───── Provided information ─────

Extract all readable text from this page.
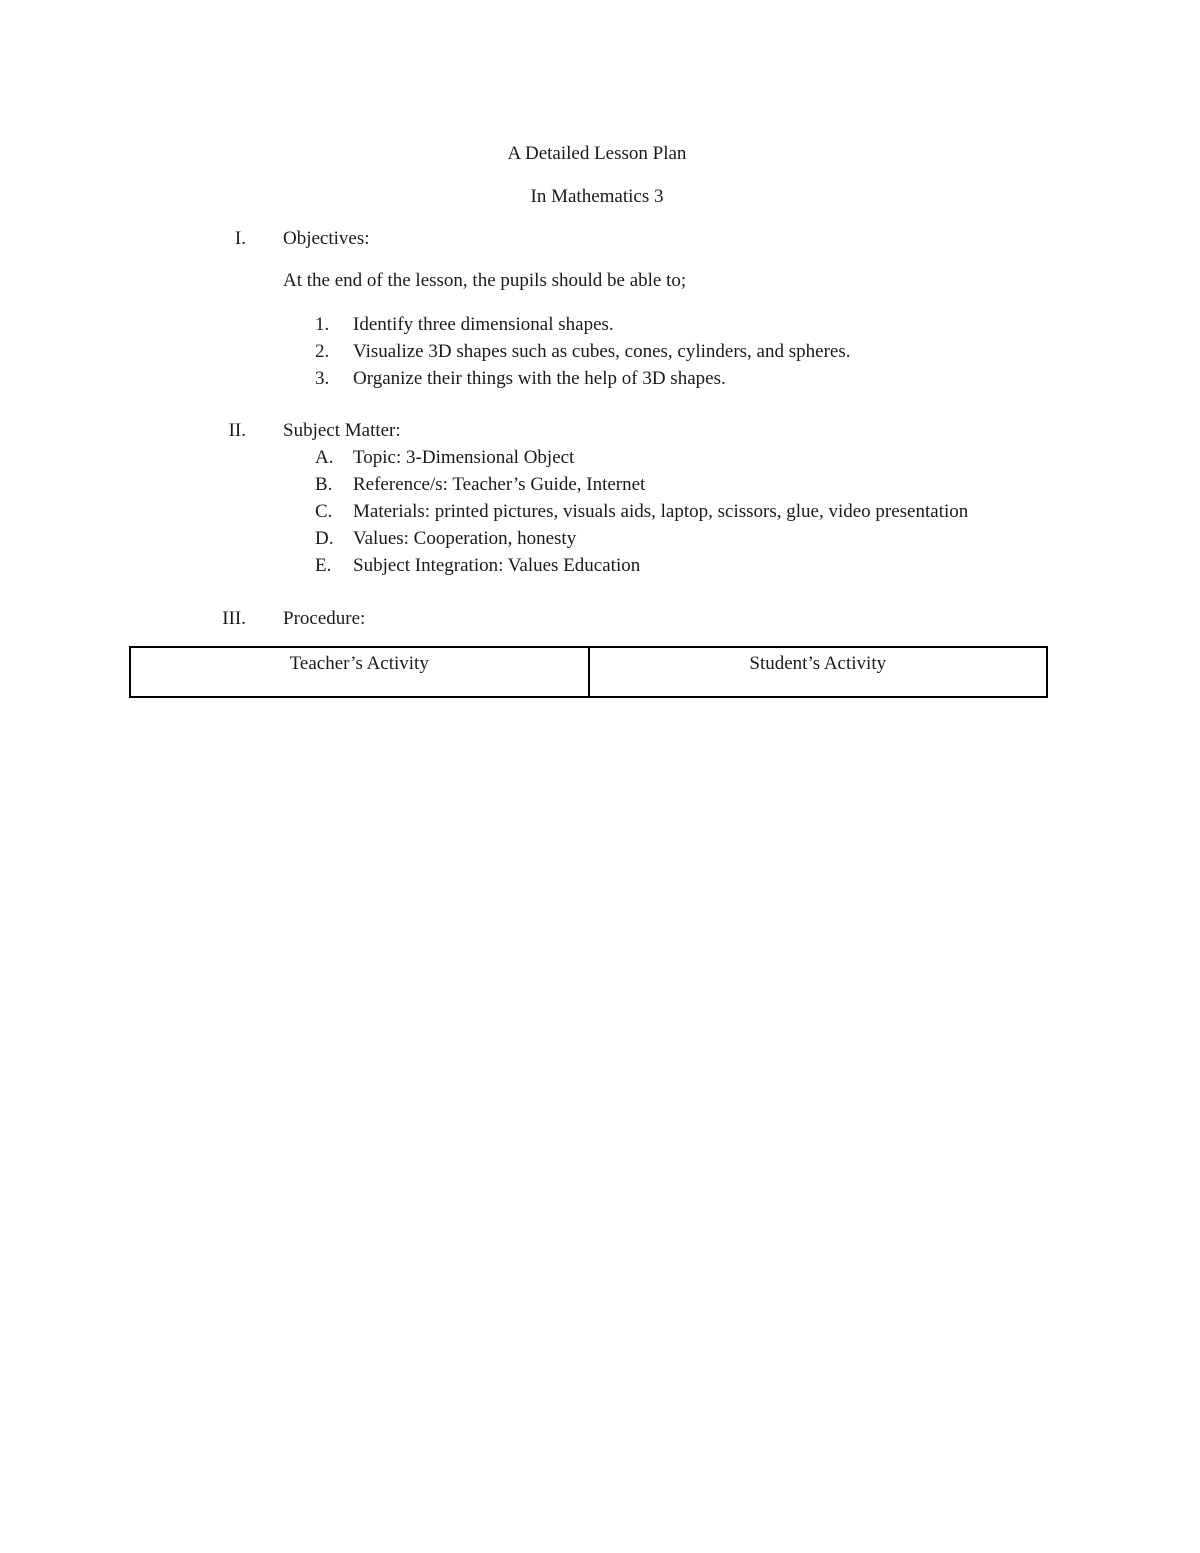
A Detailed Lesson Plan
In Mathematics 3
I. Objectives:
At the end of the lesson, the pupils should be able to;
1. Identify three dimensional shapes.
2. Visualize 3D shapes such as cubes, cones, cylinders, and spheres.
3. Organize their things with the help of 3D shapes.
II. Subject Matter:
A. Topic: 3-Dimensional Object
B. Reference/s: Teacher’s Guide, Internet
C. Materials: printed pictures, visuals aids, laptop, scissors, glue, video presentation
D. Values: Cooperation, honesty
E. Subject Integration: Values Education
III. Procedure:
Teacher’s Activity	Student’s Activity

─────
───── Provided information ─────

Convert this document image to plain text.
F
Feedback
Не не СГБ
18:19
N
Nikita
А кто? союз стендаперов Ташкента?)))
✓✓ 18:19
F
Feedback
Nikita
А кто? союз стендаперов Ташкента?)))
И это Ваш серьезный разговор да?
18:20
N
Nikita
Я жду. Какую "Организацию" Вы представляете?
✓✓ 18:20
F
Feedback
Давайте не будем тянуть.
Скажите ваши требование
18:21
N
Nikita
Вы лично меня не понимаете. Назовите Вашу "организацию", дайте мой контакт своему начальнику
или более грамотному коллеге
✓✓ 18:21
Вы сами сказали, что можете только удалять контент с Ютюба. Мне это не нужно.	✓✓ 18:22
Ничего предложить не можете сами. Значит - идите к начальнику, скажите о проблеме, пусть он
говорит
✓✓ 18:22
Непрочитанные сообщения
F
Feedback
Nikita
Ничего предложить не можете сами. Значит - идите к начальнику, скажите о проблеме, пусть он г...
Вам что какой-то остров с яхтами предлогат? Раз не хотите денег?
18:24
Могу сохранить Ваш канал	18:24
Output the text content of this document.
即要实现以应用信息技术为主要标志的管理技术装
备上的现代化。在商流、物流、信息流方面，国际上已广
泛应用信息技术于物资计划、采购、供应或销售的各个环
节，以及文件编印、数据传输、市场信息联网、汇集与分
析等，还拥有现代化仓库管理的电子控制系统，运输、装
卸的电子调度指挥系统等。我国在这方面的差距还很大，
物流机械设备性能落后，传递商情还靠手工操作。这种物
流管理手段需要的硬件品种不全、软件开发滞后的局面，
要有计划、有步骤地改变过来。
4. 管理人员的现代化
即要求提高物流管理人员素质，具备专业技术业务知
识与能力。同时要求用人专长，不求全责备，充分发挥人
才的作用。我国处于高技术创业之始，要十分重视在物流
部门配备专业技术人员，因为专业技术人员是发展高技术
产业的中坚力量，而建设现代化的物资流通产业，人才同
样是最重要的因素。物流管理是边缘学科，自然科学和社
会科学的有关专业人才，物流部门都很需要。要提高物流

─────
───── Provided information ─────

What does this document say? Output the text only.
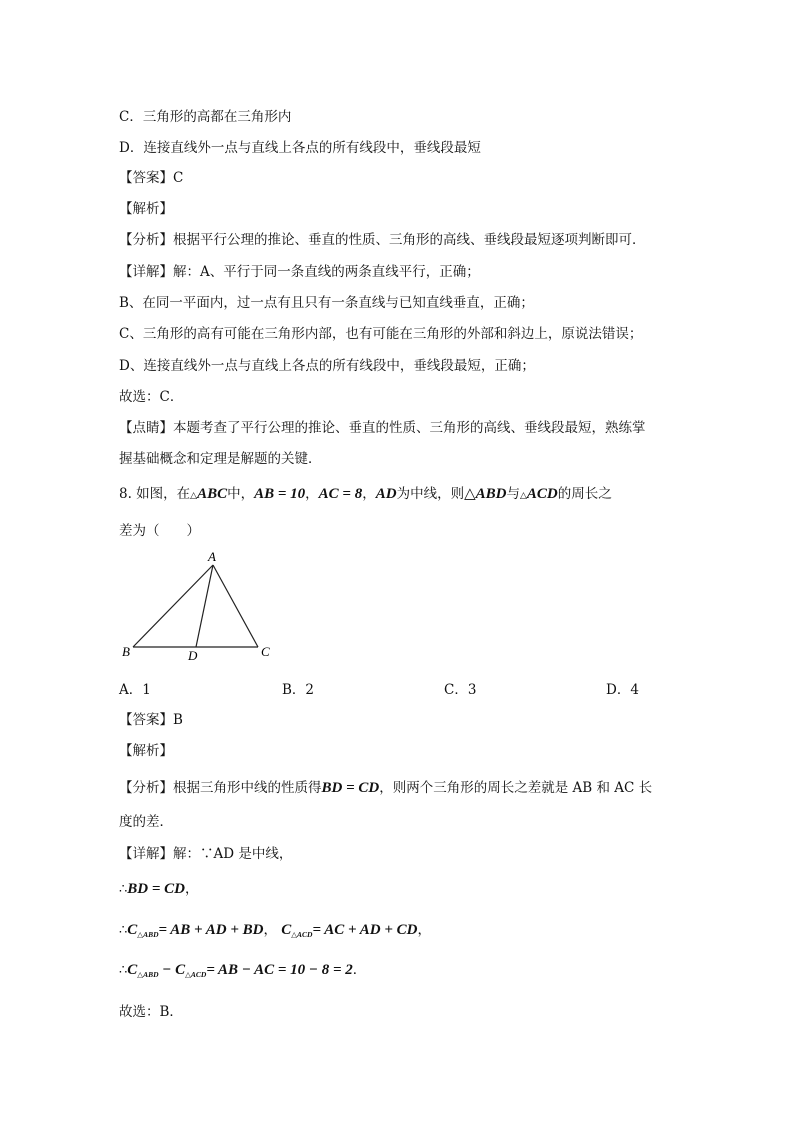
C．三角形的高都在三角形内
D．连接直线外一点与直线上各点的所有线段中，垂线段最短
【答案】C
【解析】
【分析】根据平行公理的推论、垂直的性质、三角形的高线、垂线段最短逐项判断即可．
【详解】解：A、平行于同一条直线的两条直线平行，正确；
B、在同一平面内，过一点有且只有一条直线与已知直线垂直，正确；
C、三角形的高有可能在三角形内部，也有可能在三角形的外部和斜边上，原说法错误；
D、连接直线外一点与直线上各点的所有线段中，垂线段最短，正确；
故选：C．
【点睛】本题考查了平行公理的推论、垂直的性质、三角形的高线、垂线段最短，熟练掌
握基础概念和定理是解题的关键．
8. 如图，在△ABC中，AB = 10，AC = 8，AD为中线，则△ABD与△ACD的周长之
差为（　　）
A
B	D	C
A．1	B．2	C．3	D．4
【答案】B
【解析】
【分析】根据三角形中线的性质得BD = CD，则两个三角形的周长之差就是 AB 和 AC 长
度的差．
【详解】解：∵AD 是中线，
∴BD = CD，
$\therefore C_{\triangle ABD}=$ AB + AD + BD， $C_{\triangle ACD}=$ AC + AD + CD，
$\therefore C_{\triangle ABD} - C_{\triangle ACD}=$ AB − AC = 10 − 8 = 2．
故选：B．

─────

▸ Task directions
Wherever a line in the data above holds "连接直线外一点与直线上各点的所有线段中", copy that line.

▸ Exercise output
D．连接直线外一点与直线上各点的所有线段中，垂线段最短
D、连接直线外一点与直线上各点的所有线段中，垂线段最短，正确；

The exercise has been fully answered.